**WORK TO COMPLETE:**
From the listing below, extract every line containing "alibaba".

>> BEGIN

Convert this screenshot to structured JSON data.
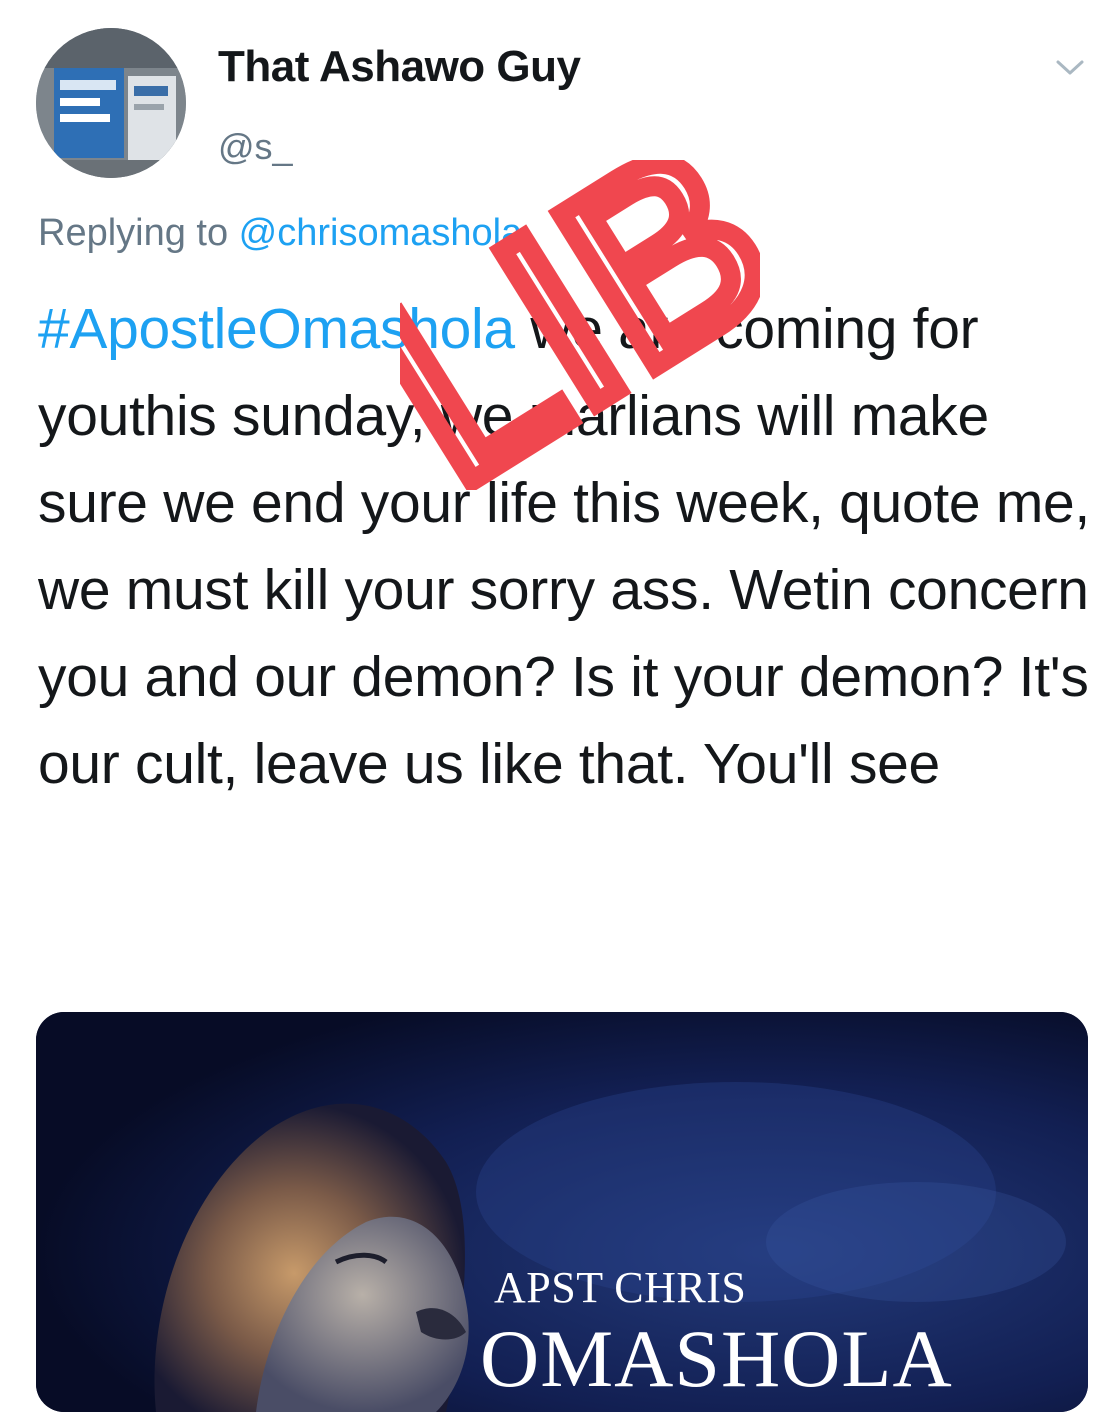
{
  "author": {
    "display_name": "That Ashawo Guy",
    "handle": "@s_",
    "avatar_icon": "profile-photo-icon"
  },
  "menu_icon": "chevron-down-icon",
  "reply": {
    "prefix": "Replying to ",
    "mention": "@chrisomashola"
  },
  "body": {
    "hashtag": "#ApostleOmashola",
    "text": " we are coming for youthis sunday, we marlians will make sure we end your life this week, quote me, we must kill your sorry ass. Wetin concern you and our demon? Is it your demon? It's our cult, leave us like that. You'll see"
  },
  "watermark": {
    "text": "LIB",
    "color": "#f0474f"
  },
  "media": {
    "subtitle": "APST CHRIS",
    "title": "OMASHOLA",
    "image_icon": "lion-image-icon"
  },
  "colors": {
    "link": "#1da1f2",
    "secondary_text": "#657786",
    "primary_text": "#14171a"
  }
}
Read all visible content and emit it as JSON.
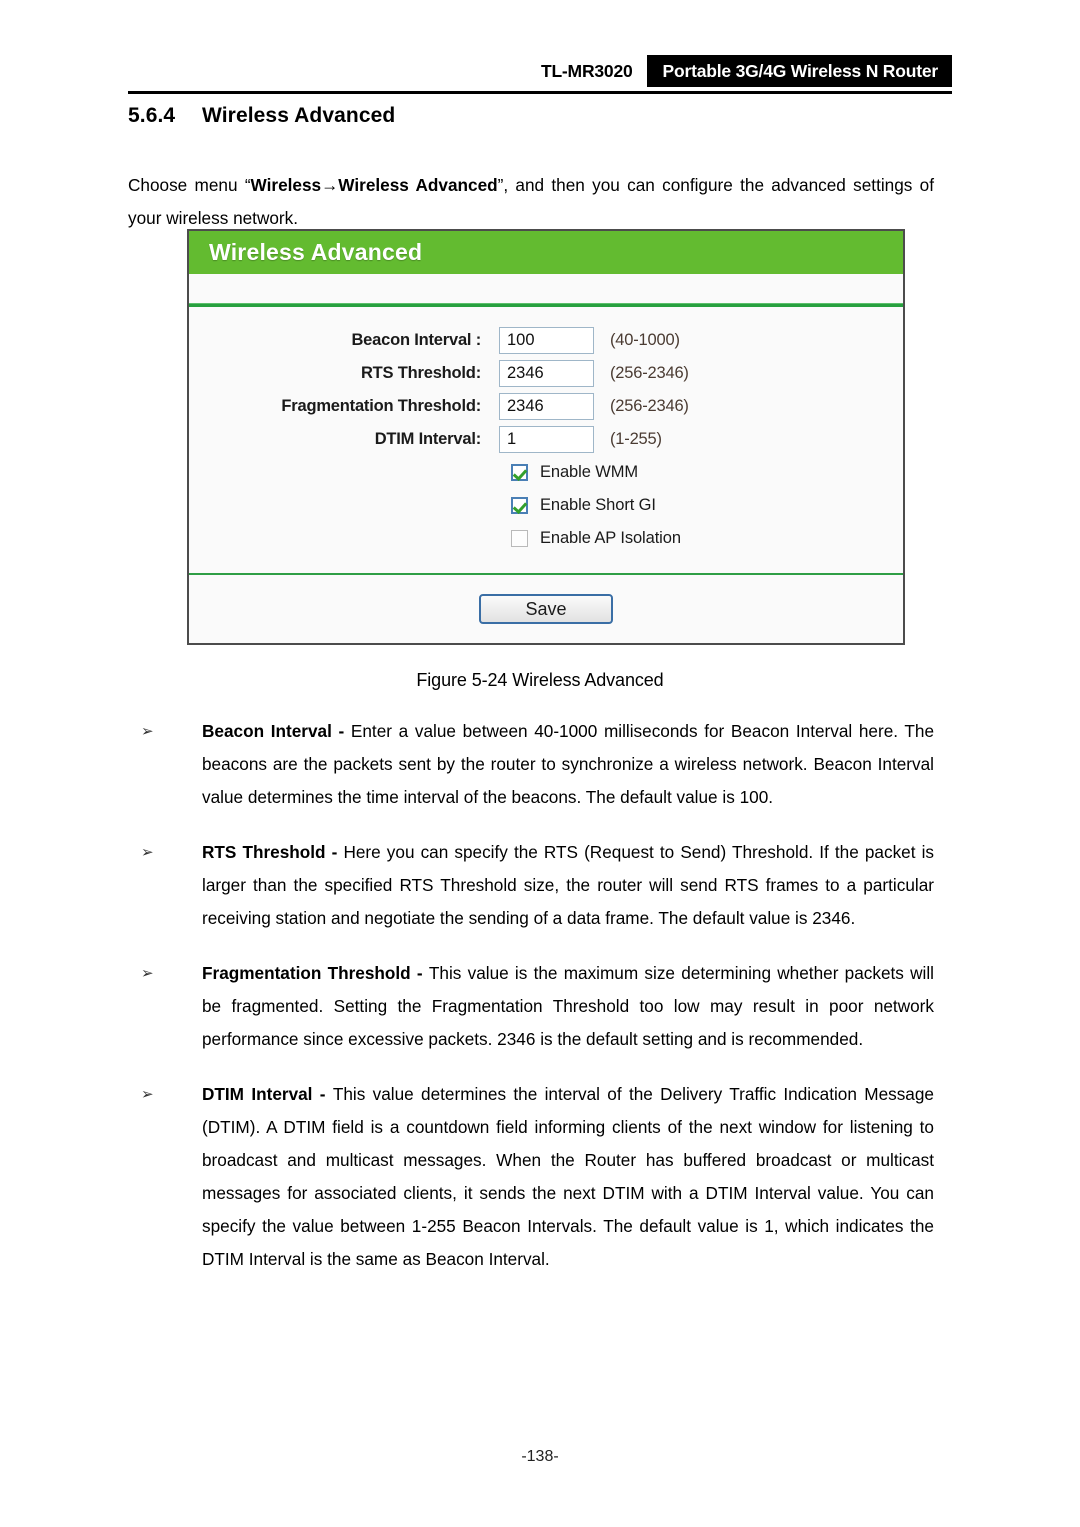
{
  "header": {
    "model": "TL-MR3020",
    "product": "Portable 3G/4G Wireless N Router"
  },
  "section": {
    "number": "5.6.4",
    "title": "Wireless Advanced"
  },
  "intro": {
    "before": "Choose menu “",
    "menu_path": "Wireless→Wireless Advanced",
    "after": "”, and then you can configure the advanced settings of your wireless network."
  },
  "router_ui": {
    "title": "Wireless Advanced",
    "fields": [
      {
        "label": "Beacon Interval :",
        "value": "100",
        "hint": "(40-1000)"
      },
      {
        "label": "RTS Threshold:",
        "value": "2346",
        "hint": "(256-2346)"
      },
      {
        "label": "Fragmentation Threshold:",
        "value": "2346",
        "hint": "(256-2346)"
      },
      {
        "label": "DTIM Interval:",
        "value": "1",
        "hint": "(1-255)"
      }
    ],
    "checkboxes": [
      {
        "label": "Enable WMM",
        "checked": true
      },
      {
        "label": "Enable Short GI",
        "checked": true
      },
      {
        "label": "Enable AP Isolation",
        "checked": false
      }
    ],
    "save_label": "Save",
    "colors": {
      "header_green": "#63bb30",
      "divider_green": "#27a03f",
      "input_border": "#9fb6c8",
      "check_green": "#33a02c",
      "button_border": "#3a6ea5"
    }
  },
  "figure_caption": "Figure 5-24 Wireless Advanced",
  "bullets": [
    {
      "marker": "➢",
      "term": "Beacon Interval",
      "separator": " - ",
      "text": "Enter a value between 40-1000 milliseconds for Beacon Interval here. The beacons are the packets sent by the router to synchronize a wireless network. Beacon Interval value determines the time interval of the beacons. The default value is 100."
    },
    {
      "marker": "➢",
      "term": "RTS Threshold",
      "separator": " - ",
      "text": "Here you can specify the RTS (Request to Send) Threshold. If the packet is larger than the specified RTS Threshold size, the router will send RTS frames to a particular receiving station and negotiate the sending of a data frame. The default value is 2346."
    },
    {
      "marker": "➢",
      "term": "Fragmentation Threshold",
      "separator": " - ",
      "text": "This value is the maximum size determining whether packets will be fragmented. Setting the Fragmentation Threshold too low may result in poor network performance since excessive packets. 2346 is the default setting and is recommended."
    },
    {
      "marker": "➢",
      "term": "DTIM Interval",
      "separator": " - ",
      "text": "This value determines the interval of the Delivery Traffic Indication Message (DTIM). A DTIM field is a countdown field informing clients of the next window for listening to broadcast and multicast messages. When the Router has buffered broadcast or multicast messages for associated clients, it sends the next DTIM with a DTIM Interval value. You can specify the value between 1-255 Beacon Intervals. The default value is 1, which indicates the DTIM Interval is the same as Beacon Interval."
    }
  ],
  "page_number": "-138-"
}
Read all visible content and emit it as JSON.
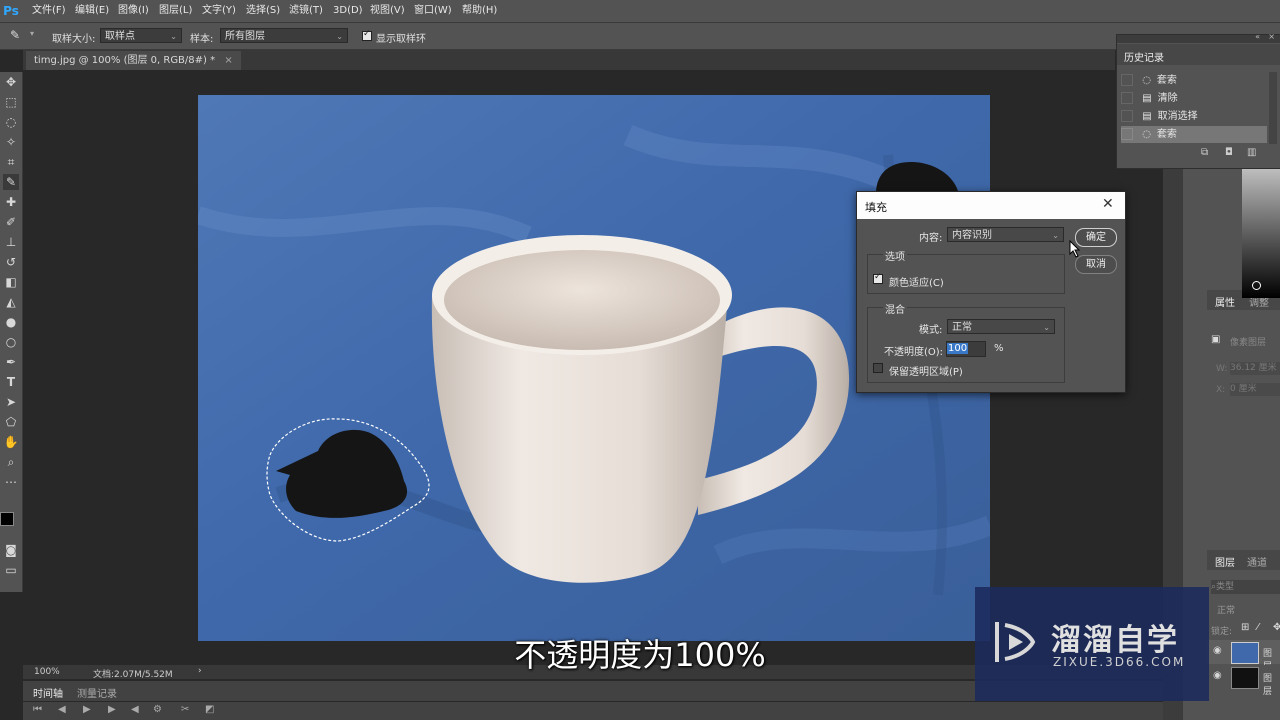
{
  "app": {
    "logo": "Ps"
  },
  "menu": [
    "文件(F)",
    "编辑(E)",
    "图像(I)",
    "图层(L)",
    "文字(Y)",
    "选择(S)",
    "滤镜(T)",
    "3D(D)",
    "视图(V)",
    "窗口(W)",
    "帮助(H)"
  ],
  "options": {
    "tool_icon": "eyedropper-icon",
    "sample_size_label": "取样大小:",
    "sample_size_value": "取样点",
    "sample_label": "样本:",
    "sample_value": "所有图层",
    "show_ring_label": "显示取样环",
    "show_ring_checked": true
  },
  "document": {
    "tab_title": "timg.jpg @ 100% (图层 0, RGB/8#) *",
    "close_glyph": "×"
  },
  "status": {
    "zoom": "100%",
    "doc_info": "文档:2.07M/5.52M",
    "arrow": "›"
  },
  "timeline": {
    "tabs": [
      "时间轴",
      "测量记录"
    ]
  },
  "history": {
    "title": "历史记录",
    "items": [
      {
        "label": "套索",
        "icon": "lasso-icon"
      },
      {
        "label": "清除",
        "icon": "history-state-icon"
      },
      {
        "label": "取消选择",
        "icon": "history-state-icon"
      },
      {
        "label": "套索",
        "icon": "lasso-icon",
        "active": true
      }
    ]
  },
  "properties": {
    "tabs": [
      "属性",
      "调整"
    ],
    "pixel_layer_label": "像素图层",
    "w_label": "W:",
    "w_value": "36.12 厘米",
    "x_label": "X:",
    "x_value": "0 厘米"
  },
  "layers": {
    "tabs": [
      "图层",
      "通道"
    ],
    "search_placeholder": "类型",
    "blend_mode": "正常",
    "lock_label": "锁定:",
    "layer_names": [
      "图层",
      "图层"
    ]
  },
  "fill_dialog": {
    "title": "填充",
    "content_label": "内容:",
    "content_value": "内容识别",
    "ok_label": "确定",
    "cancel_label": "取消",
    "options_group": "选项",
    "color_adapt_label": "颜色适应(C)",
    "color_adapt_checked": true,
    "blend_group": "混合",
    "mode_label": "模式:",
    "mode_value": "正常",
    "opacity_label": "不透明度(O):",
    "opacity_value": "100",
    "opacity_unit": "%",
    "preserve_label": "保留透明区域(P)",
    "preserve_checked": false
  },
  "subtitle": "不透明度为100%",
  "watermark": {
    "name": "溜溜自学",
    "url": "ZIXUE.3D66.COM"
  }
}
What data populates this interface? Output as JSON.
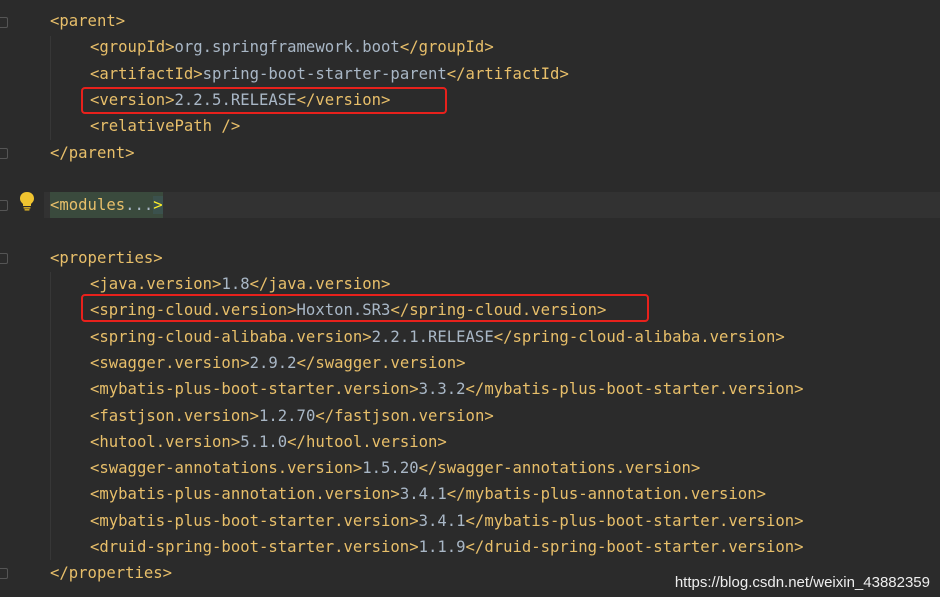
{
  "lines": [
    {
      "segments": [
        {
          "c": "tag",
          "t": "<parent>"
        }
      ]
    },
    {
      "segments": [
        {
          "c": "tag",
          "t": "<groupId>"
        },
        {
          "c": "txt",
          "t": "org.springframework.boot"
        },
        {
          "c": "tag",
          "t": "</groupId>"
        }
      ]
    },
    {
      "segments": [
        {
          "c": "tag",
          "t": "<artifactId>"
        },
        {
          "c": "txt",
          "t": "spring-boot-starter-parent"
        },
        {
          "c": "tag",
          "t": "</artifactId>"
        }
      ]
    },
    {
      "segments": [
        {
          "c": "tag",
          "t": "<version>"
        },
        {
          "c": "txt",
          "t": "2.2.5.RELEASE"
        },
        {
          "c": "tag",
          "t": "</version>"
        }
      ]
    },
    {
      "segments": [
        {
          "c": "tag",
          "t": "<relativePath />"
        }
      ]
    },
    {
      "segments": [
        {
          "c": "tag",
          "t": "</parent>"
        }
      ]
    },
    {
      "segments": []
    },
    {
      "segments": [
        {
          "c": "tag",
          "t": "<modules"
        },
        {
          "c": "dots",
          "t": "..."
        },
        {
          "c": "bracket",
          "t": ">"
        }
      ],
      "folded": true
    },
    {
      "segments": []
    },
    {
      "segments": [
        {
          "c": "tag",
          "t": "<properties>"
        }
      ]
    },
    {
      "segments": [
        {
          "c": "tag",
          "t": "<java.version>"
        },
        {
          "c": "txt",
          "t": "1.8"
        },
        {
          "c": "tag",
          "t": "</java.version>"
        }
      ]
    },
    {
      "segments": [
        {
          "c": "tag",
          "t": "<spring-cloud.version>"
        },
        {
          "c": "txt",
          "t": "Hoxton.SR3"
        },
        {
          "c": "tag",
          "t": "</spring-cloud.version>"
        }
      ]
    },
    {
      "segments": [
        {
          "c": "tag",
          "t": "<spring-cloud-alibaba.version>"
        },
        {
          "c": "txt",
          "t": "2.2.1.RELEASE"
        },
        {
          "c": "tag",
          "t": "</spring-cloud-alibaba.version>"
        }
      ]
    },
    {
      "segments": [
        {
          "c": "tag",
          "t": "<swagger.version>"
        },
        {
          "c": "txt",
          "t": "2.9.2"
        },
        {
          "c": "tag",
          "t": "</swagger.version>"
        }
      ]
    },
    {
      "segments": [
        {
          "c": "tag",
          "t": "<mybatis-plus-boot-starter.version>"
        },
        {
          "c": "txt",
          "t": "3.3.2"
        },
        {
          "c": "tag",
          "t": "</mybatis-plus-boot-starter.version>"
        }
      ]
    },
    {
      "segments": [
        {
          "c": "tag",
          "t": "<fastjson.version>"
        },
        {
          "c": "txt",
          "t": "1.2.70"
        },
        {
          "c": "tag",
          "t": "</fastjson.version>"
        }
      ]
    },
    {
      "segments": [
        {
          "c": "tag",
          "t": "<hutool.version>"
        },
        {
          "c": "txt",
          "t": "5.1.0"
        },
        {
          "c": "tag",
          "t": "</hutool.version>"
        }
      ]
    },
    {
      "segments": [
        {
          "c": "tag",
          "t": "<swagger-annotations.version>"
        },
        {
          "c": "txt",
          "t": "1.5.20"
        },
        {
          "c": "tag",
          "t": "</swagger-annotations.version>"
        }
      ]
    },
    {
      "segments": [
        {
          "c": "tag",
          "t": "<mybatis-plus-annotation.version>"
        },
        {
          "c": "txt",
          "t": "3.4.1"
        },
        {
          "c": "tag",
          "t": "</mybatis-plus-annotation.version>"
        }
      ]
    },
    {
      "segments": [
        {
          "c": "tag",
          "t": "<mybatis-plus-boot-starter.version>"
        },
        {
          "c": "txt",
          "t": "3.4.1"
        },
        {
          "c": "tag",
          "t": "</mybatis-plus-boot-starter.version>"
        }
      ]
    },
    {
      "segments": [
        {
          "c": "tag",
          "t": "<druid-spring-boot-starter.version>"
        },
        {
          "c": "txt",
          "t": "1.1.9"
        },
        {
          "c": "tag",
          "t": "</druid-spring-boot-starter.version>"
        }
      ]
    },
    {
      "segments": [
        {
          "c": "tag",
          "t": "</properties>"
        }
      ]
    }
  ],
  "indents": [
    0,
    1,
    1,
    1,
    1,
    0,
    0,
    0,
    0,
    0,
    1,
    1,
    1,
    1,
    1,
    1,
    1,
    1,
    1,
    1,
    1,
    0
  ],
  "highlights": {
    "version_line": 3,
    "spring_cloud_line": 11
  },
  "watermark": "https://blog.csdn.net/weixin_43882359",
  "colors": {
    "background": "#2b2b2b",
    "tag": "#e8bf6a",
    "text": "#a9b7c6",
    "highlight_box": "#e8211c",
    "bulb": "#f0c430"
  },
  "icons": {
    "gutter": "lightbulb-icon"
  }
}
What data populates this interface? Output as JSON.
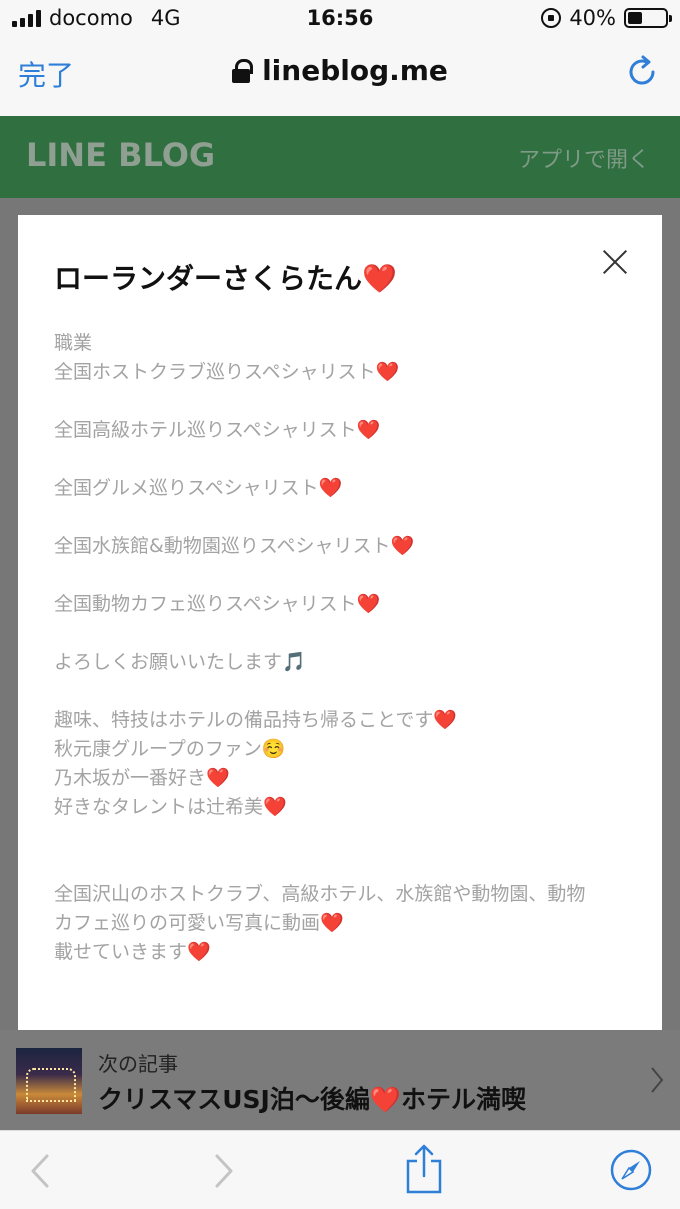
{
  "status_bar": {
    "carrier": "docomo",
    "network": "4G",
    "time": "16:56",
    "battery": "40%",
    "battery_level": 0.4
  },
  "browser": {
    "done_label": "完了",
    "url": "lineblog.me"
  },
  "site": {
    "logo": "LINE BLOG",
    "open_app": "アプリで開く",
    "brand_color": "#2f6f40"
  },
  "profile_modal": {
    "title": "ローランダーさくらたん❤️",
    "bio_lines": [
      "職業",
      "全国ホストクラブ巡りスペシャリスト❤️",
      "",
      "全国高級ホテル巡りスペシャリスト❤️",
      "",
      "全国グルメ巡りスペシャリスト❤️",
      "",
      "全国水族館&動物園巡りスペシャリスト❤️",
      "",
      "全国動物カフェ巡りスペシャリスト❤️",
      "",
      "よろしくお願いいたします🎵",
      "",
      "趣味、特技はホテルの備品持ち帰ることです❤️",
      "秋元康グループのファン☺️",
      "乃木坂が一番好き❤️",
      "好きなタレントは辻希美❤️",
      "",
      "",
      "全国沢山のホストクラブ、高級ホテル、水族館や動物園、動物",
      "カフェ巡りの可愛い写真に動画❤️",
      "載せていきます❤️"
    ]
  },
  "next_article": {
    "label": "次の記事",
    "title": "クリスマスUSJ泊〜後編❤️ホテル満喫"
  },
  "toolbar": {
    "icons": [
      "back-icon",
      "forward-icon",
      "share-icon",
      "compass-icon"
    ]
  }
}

>> END

**WRITTEN ANSWER:**
          "t": "<spring-cloud-alibaba.version>"
          "t": "</spring-cloud-alibaba.version>"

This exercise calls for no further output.